◆ Task to carry out
Locate every line that holds the string "schupsen" and copy it.

Records excerpted from a collection
↓↓↓

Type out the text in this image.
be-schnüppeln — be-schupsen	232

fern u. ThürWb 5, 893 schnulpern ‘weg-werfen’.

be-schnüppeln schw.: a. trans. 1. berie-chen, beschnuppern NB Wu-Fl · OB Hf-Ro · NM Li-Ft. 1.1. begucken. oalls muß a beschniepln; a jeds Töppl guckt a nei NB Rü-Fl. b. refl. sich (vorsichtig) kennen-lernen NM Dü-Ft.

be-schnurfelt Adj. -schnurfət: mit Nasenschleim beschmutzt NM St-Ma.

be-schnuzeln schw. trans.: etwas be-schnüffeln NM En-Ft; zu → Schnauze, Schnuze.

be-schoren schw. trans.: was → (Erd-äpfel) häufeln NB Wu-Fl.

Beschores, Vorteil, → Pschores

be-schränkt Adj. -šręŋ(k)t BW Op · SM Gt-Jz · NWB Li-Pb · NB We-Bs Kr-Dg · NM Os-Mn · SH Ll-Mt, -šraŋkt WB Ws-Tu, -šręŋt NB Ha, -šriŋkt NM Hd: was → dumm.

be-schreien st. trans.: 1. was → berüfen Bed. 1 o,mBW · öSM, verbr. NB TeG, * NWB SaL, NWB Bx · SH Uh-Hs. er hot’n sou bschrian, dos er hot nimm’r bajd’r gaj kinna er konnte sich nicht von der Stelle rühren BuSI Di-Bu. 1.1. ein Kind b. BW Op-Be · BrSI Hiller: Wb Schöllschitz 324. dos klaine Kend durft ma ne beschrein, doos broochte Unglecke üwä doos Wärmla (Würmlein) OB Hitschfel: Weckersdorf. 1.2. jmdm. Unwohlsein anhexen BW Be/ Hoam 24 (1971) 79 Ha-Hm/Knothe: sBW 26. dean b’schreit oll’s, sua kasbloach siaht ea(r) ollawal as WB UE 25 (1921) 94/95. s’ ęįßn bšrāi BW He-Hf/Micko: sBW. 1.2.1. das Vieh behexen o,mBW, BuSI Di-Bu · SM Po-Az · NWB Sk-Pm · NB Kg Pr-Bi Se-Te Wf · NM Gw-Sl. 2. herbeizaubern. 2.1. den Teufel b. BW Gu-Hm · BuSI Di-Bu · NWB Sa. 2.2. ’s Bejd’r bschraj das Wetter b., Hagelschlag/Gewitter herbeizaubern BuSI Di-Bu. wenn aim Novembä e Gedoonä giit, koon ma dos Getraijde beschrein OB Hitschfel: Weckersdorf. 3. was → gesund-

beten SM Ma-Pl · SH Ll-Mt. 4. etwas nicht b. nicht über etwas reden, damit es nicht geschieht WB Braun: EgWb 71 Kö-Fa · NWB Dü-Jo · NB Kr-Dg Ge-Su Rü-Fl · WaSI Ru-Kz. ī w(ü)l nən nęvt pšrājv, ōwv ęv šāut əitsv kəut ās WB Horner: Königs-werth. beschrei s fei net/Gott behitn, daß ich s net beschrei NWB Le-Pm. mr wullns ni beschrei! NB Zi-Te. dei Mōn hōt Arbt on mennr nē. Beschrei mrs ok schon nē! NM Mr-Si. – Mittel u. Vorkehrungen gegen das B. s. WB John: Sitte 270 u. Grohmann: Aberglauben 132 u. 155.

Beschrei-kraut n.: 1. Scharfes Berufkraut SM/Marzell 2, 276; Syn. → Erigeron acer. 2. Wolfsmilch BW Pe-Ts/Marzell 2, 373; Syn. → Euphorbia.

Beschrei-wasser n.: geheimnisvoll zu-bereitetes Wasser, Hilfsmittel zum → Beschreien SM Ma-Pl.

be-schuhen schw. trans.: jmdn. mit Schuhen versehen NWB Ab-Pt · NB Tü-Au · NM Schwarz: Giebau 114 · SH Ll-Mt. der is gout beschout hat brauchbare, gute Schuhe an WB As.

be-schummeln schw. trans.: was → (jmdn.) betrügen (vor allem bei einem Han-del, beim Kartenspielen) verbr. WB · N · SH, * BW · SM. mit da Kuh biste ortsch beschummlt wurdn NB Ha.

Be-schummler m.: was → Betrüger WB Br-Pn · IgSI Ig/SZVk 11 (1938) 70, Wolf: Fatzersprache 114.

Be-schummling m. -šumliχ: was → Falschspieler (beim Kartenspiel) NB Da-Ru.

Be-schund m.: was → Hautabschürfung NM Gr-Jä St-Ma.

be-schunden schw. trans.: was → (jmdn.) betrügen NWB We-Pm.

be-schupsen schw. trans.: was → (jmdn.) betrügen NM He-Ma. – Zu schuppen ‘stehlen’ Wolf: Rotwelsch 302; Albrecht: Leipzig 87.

↑↑↑

◆ Answer to the exercise
be-schnüppeln — be-schupsen	232
be-schupsen schw. trans.: was → (jmdn.) betrügen NM He-Ma. – Zu schuppen ‘stehlen’ Wolf: Rotwelsch 302; Albrecht: Leipzig 87.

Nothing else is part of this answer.